* [INSTRUCTIONS TO FOLLOW]
Output the full material exactly as it appears here.

** Start GIVEN RECORDS **

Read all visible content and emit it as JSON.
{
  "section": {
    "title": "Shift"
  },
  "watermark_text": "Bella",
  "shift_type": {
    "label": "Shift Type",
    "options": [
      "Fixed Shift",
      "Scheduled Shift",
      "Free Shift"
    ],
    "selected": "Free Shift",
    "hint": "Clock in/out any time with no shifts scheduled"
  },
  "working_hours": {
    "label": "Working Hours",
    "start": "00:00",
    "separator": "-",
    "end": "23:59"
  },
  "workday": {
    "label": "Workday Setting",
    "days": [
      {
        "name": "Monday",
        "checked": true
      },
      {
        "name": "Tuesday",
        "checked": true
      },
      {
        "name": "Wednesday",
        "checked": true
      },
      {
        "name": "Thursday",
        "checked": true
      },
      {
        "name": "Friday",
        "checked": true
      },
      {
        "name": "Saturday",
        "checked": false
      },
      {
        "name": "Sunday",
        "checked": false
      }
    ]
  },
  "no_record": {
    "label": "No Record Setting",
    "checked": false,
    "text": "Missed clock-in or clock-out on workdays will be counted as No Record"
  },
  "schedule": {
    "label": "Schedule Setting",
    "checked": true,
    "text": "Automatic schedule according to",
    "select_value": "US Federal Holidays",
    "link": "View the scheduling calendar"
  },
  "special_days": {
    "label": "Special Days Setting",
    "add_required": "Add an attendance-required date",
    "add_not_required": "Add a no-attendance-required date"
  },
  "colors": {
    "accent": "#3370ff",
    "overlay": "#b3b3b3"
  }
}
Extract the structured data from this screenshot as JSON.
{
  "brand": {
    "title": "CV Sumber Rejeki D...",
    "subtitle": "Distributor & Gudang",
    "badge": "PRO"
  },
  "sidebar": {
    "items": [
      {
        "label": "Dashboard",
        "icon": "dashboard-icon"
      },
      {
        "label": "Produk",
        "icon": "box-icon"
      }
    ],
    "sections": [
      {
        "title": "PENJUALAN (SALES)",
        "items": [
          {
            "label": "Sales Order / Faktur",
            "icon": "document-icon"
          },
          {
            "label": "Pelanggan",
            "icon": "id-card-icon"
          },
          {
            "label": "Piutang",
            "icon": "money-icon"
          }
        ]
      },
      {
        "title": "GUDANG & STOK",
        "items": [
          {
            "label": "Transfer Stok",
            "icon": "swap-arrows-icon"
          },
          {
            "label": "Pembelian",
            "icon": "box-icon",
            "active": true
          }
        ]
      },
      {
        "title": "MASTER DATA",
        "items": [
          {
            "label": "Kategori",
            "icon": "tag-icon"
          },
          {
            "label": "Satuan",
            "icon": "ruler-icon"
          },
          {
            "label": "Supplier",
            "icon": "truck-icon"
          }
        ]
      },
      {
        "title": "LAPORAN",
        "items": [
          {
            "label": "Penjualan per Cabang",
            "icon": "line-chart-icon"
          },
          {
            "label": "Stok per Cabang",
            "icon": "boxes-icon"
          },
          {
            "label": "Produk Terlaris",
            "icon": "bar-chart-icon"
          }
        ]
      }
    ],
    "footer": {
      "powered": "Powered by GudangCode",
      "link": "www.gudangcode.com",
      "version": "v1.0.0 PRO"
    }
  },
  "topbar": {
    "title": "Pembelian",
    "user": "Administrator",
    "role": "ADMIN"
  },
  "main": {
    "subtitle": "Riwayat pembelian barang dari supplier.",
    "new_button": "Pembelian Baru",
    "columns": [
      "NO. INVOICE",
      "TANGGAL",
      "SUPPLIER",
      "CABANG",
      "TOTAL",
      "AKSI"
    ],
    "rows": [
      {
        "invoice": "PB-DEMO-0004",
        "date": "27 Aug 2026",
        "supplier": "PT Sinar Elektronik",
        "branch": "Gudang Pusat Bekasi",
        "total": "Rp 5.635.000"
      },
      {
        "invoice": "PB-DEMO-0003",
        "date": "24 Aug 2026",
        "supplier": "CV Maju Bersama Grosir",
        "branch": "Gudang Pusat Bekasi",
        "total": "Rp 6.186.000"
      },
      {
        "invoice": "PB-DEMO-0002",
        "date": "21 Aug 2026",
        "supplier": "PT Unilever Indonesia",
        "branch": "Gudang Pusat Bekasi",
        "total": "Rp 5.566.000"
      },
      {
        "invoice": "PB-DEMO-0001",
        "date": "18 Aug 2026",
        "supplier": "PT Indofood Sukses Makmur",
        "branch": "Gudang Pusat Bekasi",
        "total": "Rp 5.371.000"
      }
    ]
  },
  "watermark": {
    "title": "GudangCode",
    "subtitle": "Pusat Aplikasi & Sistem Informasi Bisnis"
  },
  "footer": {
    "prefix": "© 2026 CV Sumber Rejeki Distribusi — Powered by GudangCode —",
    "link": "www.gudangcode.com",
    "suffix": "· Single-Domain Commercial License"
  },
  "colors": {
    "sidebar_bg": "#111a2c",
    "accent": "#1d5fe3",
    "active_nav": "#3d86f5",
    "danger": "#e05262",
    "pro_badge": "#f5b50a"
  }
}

** End GIVEN RECORDS **

* [SOLUTION]
Read all visible content and emit it as JSON.
{
  "section": {
    "title": "Shift"
  },
  "watermark_text": "Bella",
  "shift_type": {
    "label": "Shift Type",
    "options": [
      "Fixed Shift",
      "Scheduled Shift",
      "Free Shift"
    ],
    "selected": "Free Shift",
    "hint": "Clock in/out any time with no shifts scheduled"
  },
  "working_hours": {
    "label": "Working Hours",
    "start": "00:00",
    "separator": "-",
    "end": "23:59"
  },
  "workday": {
    "label": "Workday Setting",
    "days": [
      {
        "name": "Monday",
        "checked": true
      },
      {
        "name": "Tuesday",
        "checked": true
      },
      {
        "name": "Wednesday",
        "checked": true
      },
      {
        "name": "Thursday",
        "checked": true
      },
      {
        "name": "Friday",
        "checked": true
      },
      {
        "name": "Saturday",
        "checked": false
      },
      {
        "name": "Sunday",
        "checked": false
      }
    ]
  },
  "no_record": {
    "label": "No Record Setting",
    "checked": false,
    "text": "Missed clock-in or clock-out on workdays will be counted as No Record"
  },
  "schedule": {
    "label": "Schedule Setting",
    "checked": true,
    "text": "Automatic schedule according to",
    "select_value": "US Federal Holidays",
    "link": "View the scheduling calendar"
  },
  "special_days": {
    "label": "Special Days Setting",
    "add_required": "Add an attendance-required date",
    "add_not_required": "Add a no-attendance-required date"
  },
  "colors": {
    "accent": "#3370ff",
    "overlay": "#b3b3b3"
  }
}
Extract the structured data from this screenshot as JSON.
{
  "brand": {
    "title": "CV Sumber Rejeki D...",
    "subtitle": "Distributor & Gudang",
    "badge": "PRO"
  },
  "sidebar": {
    "items": [
      {
        "label": "Dashboard",
        "icon": "dashboard-icon"
      },
      {
        "label": "Produk",
        "icon": "box-icon"
      }
    ],
    "sections": [
      {
        "title": "PENJUALAN (SALES)",
        "items": [
          {
            "label": "Sales Order / Faktur",
            "icon": "document-icon"
          },
          {
            "label": "Pelanggan",
            "icon": "id-card-icon"
          },
          {
            "label": "Piutang",
            "icon": "money-icon"
          }
        ]
      },
      {
        "title": "GUDANG & STOK",
        "items": [
          {
            "label": "Transfer Stok",
            "icon": "swap-arrows-icon"
          },
          {
            "label": "Pembelian",
            "icon": "box-icon",
            "active": true
          }
        ]
      },
      {
        "title": "MASTER DATA",
        "items": [
          {
            "label": "Kategori",
            "icon": "tag-icon"
          },
          {
            "label": "Satuan",
            "icon": "ruler-icon"
          },
          {
            "label": "Supplier",
            "icon": "truck-icon"
          }
        ]
      },
      {
        "title": "LAPORAN",
        "items": [
          {
            "label": "Penjualan per Cabang",
            "icon": "line-chart-icon"
          },
          {
            "label": "Stok per Cabang",
            "icon": "boxes-icon"
          },
          {
            "label": "Produk Terlaris",
            "icon": "bar-chart-icon"
          }
        ]
      }
    ],
    "footer": {
      "powered": "Powered by GudangCode",
      "link": "www.gudangcode.com",
      "version": "v1.0.0 PRO"
    }
  },
  "topbar": {
    "title": "Pembelian",
    "user": "Administrator",
    "role": "ADMIN"
  },
  "main": {
    "subtitle": "Riwayat pembelian barang dari supplier.",
    "new_button": "Pembelian Baru",
    "columns": [
      "NO. INVOICE",
      "TANGGAL",
      "SUPPLIER",
      "CABANG",
      "TOTAL",
      "AKSI"
    ],
    "rows": [
      {
        "invoice": "PB-DEMO-0004",
        "date": "27 Aug 2026",
        "supplier": "PT Sinar Elektronik",
        "branch": "Gudang Pusat Bekasi",
        "total": "Rp 5.635.000"
      },
      {
        "invoice": "PB-DEMO-0003",
        "date": "24 Aug 2026",
        "supplier": "CV Maju Bersama Grosir",
        "branch": "Gudang Pusat Bekasi",
        "total": "Rp 6.186.000"
      },
      {
        "invoice": "PB-DEMO-0002",
        "date": "21 Aug 2026",
        "supplier": "PT Unilever Indonesia",
        "branch": "Gudang Pusat Bekasi",
        "total": "Rp 5.566.000"
      },
      {
        "invoice": "PB-DEMO-0001",
        "date": "18 Aug 2026",
        "supplier": "PT Indofood Sukses Makmur",
        "branch": "Gudang Pusat Bekasi",
        "total": "Rp 5.371.000"
      }
    ]
  },
  "watermark": {
    "title": "GudangCode",
    "subtitle": "Pusat Aplikasi & Sistem Informasi Bisnis"
  },
  "footer": {
    "prefix": "© 2026 CV Sumber Rejeki Distribusi — Powered by GudangCode —",
    "link": "www.gudangcode.com",
    "suffix": "· Single-Domain Commercial License"
  },
  "colors": {
    "sidebar_bg": "#111a2c",
    "accent": "#1d5fe3",
    "active_nav": "#3d86f5",
    "danger": "#e05262",
    "pro_badge": "#f5b50a"
  }
}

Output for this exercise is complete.